• **Exercise brief**: Write out the whole listing word for word.

(Excerpts from a figure dataset)
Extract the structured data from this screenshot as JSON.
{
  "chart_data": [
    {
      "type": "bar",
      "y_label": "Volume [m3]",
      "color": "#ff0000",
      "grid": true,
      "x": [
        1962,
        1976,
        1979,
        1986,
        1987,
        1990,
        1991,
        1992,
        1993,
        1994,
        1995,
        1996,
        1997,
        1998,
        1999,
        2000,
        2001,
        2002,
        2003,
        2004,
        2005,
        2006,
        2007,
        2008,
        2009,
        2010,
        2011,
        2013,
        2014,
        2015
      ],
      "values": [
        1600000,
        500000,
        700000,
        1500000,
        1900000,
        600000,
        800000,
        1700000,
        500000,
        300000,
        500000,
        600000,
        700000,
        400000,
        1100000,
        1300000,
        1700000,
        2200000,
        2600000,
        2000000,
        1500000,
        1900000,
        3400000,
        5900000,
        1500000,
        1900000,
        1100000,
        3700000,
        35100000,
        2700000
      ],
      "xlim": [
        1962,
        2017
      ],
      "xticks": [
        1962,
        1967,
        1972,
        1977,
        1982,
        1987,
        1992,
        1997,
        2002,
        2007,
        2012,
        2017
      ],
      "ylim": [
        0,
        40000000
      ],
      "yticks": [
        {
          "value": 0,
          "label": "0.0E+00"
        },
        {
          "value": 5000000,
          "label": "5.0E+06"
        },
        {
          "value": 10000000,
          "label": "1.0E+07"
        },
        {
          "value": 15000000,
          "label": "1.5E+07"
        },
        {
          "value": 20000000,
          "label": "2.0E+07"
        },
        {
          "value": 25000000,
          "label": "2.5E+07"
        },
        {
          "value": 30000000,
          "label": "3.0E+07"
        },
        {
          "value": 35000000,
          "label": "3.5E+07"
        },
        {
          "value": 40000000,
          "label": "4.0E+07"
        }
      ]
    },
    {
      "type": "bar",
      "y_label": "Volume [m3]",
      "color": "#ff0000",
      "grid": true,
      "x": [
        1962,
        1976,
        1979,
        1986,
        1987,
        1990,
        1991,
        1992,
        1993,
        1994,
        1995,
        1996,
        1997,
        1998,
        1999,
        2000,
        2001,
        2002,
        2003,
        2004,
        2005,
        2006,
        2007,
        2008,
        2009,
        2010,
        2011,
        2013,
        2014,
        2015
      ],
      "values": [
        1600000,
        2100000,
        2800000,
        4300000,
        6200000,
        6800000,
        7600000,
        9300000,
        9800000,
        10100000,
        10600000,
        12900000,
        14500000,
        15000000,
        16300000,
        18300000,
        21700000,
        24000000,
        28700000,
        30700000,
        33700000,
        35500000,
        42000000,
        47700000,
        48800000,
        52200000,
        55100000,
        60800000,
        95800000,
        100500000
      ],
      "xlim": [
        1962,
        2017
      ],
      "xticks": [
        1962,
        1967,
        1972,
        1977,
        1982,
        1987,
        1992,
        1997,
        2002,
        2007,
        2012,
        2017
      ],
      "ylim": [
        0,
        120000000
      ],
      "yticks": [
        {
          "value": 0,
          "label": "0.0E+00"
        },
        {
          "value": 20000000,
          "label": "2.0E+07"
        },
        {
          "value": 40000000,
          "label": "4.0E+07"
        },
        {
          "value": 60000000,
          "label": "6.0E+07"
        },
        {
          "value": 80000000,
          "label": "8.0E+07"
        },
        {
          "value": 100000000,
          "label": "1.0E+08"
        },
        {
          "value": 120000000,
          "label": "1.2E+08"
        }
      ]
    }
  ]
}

• **Result for this exercise**:
Extract the structured data from this screenshot as JSON.
{
  "chart_data": [
    {
      "type": "bar",
      "y_label": "Volume [m3]",
      "color": "#ff0000",
      "grid": true,
      "x": [
        1962,
        1976,
        1979,
        1986,
        1987,
        1990,
        1991,
        1992,
        1993,
        1994,
        1995,
        1996,
        1997,
        1998,
        1999,
        2000,
        2001,
        2002,
        2003,
        2004,
        2005,
        2006,
        2007,
        2008,
        2009,
        2010,
        2011,
        2013,
        2014,
        2015
      ],
      "values": [
        1600000,
        500000,
        700000,
        1500000,
        1900000,
        600000,
        800000,
        1700000,
        500000,
        300000,
        500000,
        600000,
        700000,
        400000,
        1100000,
        1300000,
        1700000,
        2200000,
        2600000,
        2000000,
        1500000,
        1900000,
        3400000,
        5900000,
        1500000,
        1900000,
        1100000,
        3700000,
        35100000,
        2700000
      ],
      "xlim": [
        1962,
        2017
      ],
      "xticks": [
        1962,
        1967,
        1972,
        1977,
        1982,
        1987,
        1992,
        1997,
        2002,
        2007,
        2012,
        2017
      ],
      "ylim": [
        0,
        40000000
      ],
      "yticks": [
        {
          "value": 0,
          "label": "0.0E+00"
        },
        {
          "value": 5000000,
          "label": "5.0E+06"
        },
        {
          "value": 10000000,
          "label": "1.0E+07"
        },
        {
          "value": 15000000,
          "label": "1.5E+07"
        },
        {
          "value": 20000000,
          "label": "2.0E+07"
        },
        {
          "value": 25000000,
          "label": "2.5E+07"
        },
        {
          "value": 30000000,
          "label": "3.0E+07"
        },
        {
          "value": 35000000,
          "label": "3.5E+07"
        },
        {
          "value": 40000000,
          "label": "4.0E+07"
        }
      ]
    },
    {
      "type": "bar",
      "y_label": "Volume [m3]",
      "color": "#ff0000",
      "grid": true,
      "x": [
        1962,
        1976,
        1979,
        1986,
        1987,
        1990,
        1991,
        1992,
        1993,
        1994,
        1995,
        1996,
        1997,
        1998,
        1999,
        2000,
        2001,
        2002,
        2003,
        2004,
        2005,
        2006,
        2007,
        2008,
        2009,
        2010,
        2011,
        2013,
        2014,
        2015
      ],
      "values": [
        1600000,
        2100000,
        2800000,
        4300000,
        6200000,
        6800000,
        7600000,
        9300000,
        9800000,
        10100000,
        10600000,
        12900000,
        14500000,
        15000000,
        16300000,
        18300000,
        21700000,
        24000000,
        28700000,
        30700000,
        33700000,
        35500000,
        42000000,
        47700000,
        48800000,
        52200000,
        55100000,
        60800000,
        95800000,
        100500000
      ],
      "xlim": [
        1962,
        2017
      ],
      "xticks": [
        1962,
        1967,
        1972,
        1977,
        1982,
        1987,
        1992,
        1997,
        2002,
        2007,
        2012,
        2017
      ],
      "ylim": [
        0,
        120000000
      ],
      "yticks": [
        {
          "value": 0,
          "label": "0.0E+00"
        },
        {
          "value": 20000000,
          "label": "2.0E+07"
        },
        {
          "value": 40000000,
          "label": "4.0E+07"
        },
        {
          "value": 60000000,
          "label": "6.0E+07"
        },
        {
          "value": 80000000,
          "label": "8.0E+07"
        },
        {
          "value": 100000000,
          "label": "1.0E+08"
        },
        {
          "value": 120000000,
          "label": "1.2E+08"
        }
      ]
    }
  ]
}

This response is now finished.